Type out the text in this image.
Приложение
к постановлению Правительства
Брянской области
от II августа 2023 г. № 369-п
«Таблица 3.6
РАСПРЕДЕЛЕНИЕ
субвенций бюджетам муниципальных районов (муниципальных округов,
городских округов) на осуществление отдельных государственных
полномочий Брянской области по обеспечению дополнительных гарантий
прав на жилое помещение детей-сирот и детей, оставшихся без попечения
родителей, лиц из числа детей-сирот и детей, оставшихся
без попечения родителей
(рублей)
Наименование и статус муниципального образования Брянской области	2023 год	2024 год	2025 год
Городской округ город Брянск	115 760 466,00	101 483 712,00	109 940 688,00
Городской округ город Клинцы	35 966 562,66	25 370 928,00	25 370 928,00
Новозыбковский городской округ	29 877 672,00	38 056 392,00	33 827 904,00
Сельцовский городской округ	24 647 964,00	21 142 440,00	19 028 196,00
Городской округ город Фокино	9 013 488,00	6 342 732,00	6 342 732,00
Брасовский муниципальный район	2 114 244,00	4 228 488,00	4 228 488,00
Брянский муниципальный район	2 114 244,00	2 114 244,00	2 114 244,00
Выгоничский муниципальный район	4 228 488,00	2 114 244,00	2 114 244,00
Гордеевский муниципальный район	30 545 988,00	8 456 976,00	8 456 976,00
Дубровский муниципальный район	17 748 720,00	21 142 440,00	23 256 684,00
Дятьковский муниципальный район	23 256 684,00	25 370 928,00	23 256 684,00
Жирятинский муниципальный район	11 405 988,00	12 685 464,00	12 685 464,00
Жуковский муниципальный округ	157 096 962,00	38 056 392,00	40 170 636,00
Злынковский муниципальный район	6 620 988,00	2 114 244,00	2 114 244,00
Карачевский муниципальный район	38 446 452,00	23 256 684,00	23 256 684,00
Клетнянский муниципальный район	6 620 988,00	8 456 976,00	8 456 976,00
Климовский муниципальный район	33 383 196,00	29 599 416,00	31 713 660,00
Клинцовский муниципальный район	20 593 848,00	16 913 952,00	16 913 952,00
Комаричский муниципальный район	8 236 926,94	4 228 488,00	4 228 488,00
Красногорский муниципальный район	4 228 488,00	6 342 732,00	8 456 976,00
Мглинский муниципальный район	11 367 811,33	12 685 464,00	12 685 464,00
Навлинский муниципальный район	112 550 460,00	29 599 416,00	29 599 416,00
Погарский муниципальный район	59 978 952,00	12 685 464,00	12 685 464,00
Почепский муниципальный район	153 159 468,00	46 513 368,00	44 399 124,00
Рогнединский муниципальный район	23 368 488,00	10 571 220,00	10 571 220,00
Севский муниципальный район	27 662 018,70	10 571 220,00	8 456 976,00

Your task
Retype the records above exactly.

Exercise response
Type out the text in this image.
Приложение
к постановлению Правительства
Брянской области
от II августа 2023 г. № 369-п
«Таблица 3.6
РАСПРЕДЕЛЕНИЕ
субвенций бюджетам муниципальных районов (муниципальных округов,
городских округов) на осуществление отдельных государственных
полномочий Брянской области по обеспечению дополнительных гарантий
прав на жилое помещение детей-сирот и детей, оставшихся без попечения
родителей, лиц из числа детей-сирот и детей, оставшихся
без попечения родителей
(рублей)
Наименование и статус муниципального образования Брянской области	2023 год	2024 год	2025 год
Городской округ город Брянск	115 760 466,00	101 483 712,00	109 940 688,00
Городской округ город Клинцы	35 966 562,66	25 370 928,00	25 370 928,00
Новозыбковский городской округ	29 877 672,00	38 056 392,00	33 827 904,00
Сельцовский городской округ	24 647 964,00	21 142 440,00	19 028 196,00
Городской округ город Фокино	9 013 488,00	6 342 732,00	6 342 732,00
Брасовский муниципальный район	2 114 244,00	4 228 488,00	4 228 488,00
Брянский муниципальный район	2 114 244,00	2 114 244,00	2 114 244,00
Выгоничский муниципальный район	4 228 488,00	2 114 244,00	2 114 244,00
Гордеевский муниципальный район	30 545 988,00	8 456 976,00	8 456 976,00
Дубровский муниципальный район	17 748 720,00	21 142 440,00	23 256 684,00
Дятьковский муниципальный район	23 256 684,00	25 370 928,00	23 256 684,00
Жирятинский муниципальный район	11 405 988,00	12 685 464,00	12 685 464,00
Жуковский муниципальный округ	157 096 962,00	38 056 392,00	40 170 636,00
Злынковский муниципальный район	6 620 988,00	2 114 244,00	2 114 244,00
Карачевский муниципальный район	38 446 452,00	23 256 684,00	23 256 684,00
Клетнянский муниципальный район	6 620 988,00	8 456 976,00	8 456 976,00
Климовский муниципальный район	33 383 196,00	29 599 416,00	31 713 660,00
Клинцовский муниципальный район	20 593 848,00	16 913 952,00	16 913 952,00
Комаричский муниципальный район	8 236 926,94	4 228 488,00	4 228 488,00
Красногорский муниципальный район	4 228 488,00	6 342 732,00	8 456 976,00
Мглинский муниципальный район	11 367 811,33	12 685 464,00	12 685 464,00
Навлинский муниципальный район	112 550 460,00	29 599 416,00	29 599 416,00
Погарский муниципальный район	59 978 952,00	12 685 464,00	12 685 464,00
Почепский муниципальный район	153 159 468,00	46 513 368,00	44 399 124,00
Рогнединский муниципальный район	23 368 488,00	10 571 220,00	10 571 220,00
Севский муниципальный район	27 662 018,70	10 571 220,00	8 456 976,00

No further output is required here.